━━━━━ DATASET ━━━━━

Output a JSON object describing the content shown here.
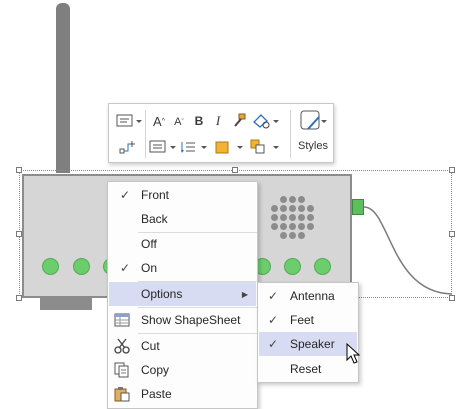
{
  "toolbar": {
    "styles_label": "Styles",
    "buttons": {
      "grow_font": "A",
      "shrink_font": "A",
      "bold": "B",
      "italic": "I"
    }
  },
  "context_menu": {
    "items": [
      {
        "label": "Front",
        "checked": true
      },
      {
        "label": "Back",
        "checked": false
      },
      {
        "label": "Off",
        "checked": false
      },
      {
        "label": "On",
        "checked": true
      },
      {
        "label": "Options",
        "has_submenu": true,
        "highlighted": true
      },
      {
        "label": "Show ShapeSheet",
        "icon": "shapesheet-icon"
      },
      {
        "label": "Cut",
        "icon": "scissors-icon"
      },
      {
        "label": "Copy",
        "icon": "copy-icon"
      },
      {
        "label": "Paste",
        "icon": "paste-icon"
      }
    ]
  },
  "submenu": {
    "items": [
      {
        "label": "Antenna",
        "checked": true
      },
      {
        "label": "Feet",
        "checked": true
      },
      {
        "label": "Speaker",
        "checked": true,
        "highlighted": true
      },
      {
        "label": "Reset",
        "checked": false
      }
    ]
  },
  "check_glyph": "✓",
  "submenu_arrow": "▶",
  "colors": {
    "highlight": "#d7dcf3",
    "led_green": "#6ccd6c",
    "shape_gray": "#d6d6d6"
  }
}
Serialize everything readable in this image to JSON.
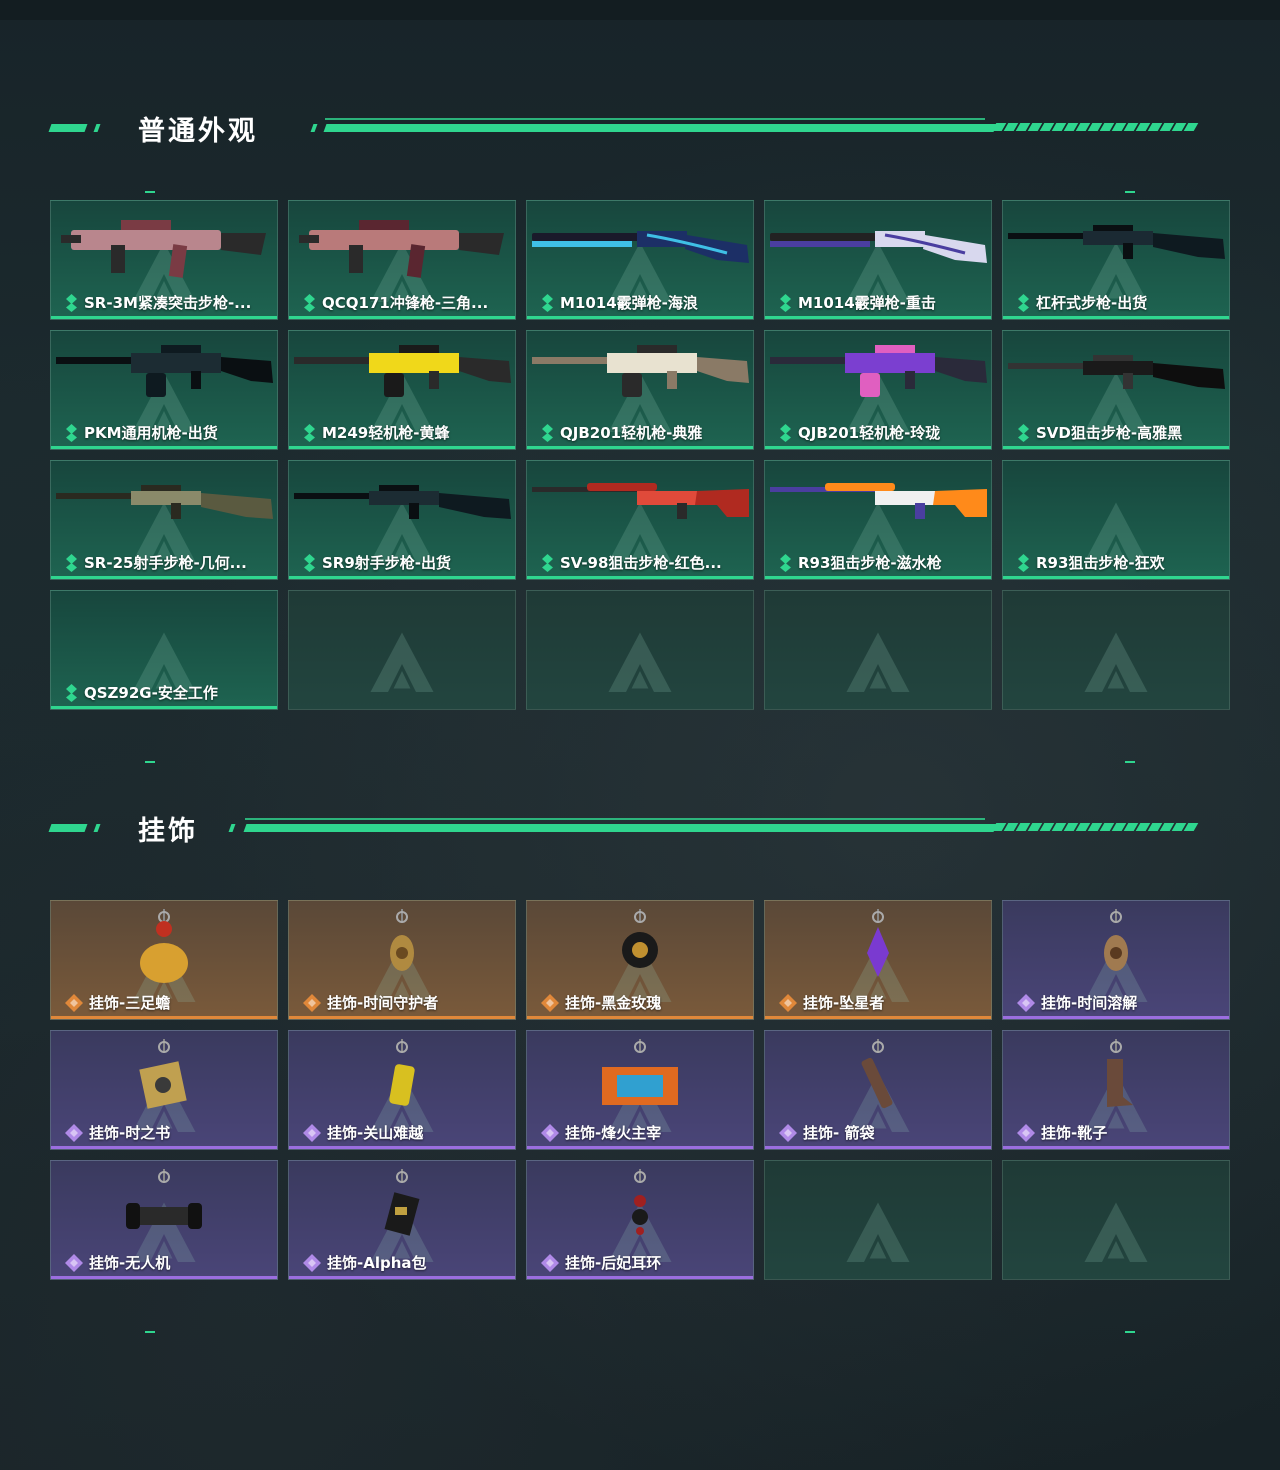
{
  "sections": {
    "skins": {
      "title": "普通外观",
      "items": [
        {
          "label": "SR-3M紧凑突击步枪-...",
          "rarity": "green",
          "gun": "smg",
          "colors": [
            "#b9868d",
            "#7a3b44",
            "#2a2a2a"
          ]
        },
        {
          "label": "QCQ171冲锋枪-三角...",
          "rarity": "green",
          "gun": "smg",
          "colors": [
            "#b97a7a",
            "#5a2630",
            "#2a2a2a"
          ]
        },
        {
          "label": "M1014霰弹枪-海浪",
          "rarity": "green",
          "gun": "shotgun",
          "colors": [
            "#1c2f66",
            "#3fc0e6",
            "#1a1a2a"
          ]
        },
        {
          "label": "M1014霰弹枪-重击",
          "rarity": "green",
          "gun": "shotgun",
          "colors": [
            "#d8d8ee",
            "#4a3ea0",
            "#222"
          ]
        },
        {
          "label": "杠杆式步枪-出货",
          "rarity": "green",
          "gun": "rifle",
          "colors": [
            "#1b2a33",
            "#0e1a20",
            "#0a0f12"
          ]
        },
        {
          "label": "PKM通用机枪-出货",
          "rarity": "green",
          "gun": "lmg",
          "colors": [
            "#1c2c33",
            "#0e1a20",
            "#0a0f12"
          ]
        },
        {
          "label": "M249轻机枪-黄蜂",
          "rarity": "green",
          "gun": "lmg",
          "colors": [
            "#f0d81a",
            "#1a1a1a",
            "#2a2a2a"
          ]
        },
        {
          "label": "QJB201轻机枪-典雅",
          "rarity": "green",
          "gun": "lmg",
          "colors": [
            "#e8e2d0",
            "#2a2a2a",
            "#8a7a66"
          ]
        },
        {
          "label": "QJB201轻机枪-玲珑",
          "rarity": "green",
          "gun": "lmg",
          "colors": [
            "#7b3fd0",
            "#e05fc0",
            "#2a2a3a"
          ]
        },
        {
          "label": "SVD狙击步枪-高雅黑",
          "rarity": "green",
          "gun": "rifle",
          "colors": [
            "#1a1a1a",
            "#0e0e0e",
            "#333"
          ]
        },
        {
          "label": "SR-25射手步枪-几何...",
          "rarity": "green",
          "gun": "rifle",
          "colors": [
            "#8a8a6a",
            "#5a5a40",
            "#2a2a20"
          ]
        },
        {
          "label": "SR9射手步枪-出货",
          "rarity": "green",
          "gun": "rifle",
          "colors": [
            "#1c2c33",
            "#0e1a20",
            "#0a0f12"
          ]
        },
        {
          "label": "SV-98狙击步枪-红色...",
          "rarity": "green",
          "gun": "sniper",
          "colors": [
            "#e04a3a",
            "#b02a20",
            "#2a2a2a"
          ]
        },
        {
          "label": "R93狙击步枪-滋水枪",
          "rarity": "green",
          "gun": "sniper",
          "colors": [
            "#f0f0f0",
            "#ff8a1a",
            "#4a3ea0"
          ]
        },
        {
          "label": "R93狙击步枪-狂欢",
          "rarity": "green",
          "gun": "none",
          "colors": []
        },
        {
          "label": "QSZ92G-安全工作",
          "rarity": "green",
          "gun": "none",
          "colors": []
        },
        {
          "label": "",
          "rarity": "empty",
          "gun": "none",
          "colors": []
        },
        {
          "label": "",
          "rarity": "empty",
          "gun": "none",
          "colors": []
        },
        {
          "label": "",
          "rarity": "empty",
          "gun": "none",
          "colors": []
        },
        {
          "label": "",
          "rarity": "empty",
          "gun": "none",
          "colors": []
        }
      ]
    },
    "charms": {
      "title": "挂饰",
      "items": [
        {
          "label": "挂饰-三足蟾",
          "rarity": "gold",
          "charm": "toad",
          "colors": [
            "#d8a030",
            "#c03020"
          ]
        },
        {
          "label": "挂饰-时间守护者",
          "rarity": "gold",
          "charm": "pendant",
          "colors": [
            "#b08a40",
            "#6a4a20"
          ]
        },
        {
          "label": "挂饰-黑金玫瑰",
          "rarity": "gold",
          "charm": "rose",
          "colors": [
            "#1a1a1a",
            "#c09030"
          ]
        },
        {
          "label": "挂饰-坠星者",
          "rarity": "gold",
          "charm": "crystal",
          "colors": [
            "#7a3ad0",
            "#2a1a4a"
          ]
        },
        {
          "label": "挂饰-时间溶解",
          "rarity": "purple",
          "charm": "pendant",
          "colors": [
            "#a07a50",
            "#5a3a20"
          ]
        },
        {
          "label": "挂饰-时之书",
          "rarity": "purple",
          "charm": "book",
          "colors": [
            "#c0a050",
            "#3a3a3a"
          ]
        },
        {
          "label": "挂饰-关山难越",
          "rarity": "purple",
          "charm": "can",
          "colors": [
            "#d8c020",
            "#8a7a10"
          ]
        },
        {
          "label": "挂饰-烽火主宰",
          "rarity": "purple",
          "charm": "box",
          "colors": [
            "#e06a20",
            "#30a0d0"
          ]
        },
        {
          "label": "挂饰- 箭袋",
          "rarity": "purple",
          "charm": "quiver",
          "colors": [
            "#6a4a3a",
            "#3a2a20"
          ]
        },
        {
          "label": "挂饰-靴子",
          "rarity": "purple",
          "charm": "boot",
          "colors": [
            "#6a4a3a",
            "#3a2a20"
          ]
        },
        {
          "label": "挂饰-无人机",
          "rarity": "purple",
          "charm": "drone",
          "colors": [
            "#2a2a2a",
            "#111"
          ]
        },
        {
          "label": "挂饰-Alpha包",
          "rarity": "purple",
          "charm": "bag",
          "colors": [
            "#1a1a1a",
            "#c0a040"
          ]
        },
        {
          "label": "挂饰-后妃耳环",
          "rarity": "purple",
          "charm": "earring",
          "colors": [
            "#1a1a1a",
            "#a02020"
          ]
        },
        {
          "label": "",
          "rarity": "empty",
          "charm": "none",
          "colors": []
        },
        {
          "label": "",
          "rarity": "empty",
          "charm": "none",
          "colors": []
        }
      ]
    }
  },
  "accent": "#2fd68f",
  "rarity_colors": {
    "green": "#2fd68f",
    "gold": "#e0883a",
    "purple": "#9b6ee0"
  }
}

━━━━━

**WORK INSTRUCTIONS**
For this exercise, gather every line of the data that contains the word "JSON".

**EXERCISE OUTPUT**
Output a JSON object describing the content shown here.
Serialize everything readable in this image to JSON.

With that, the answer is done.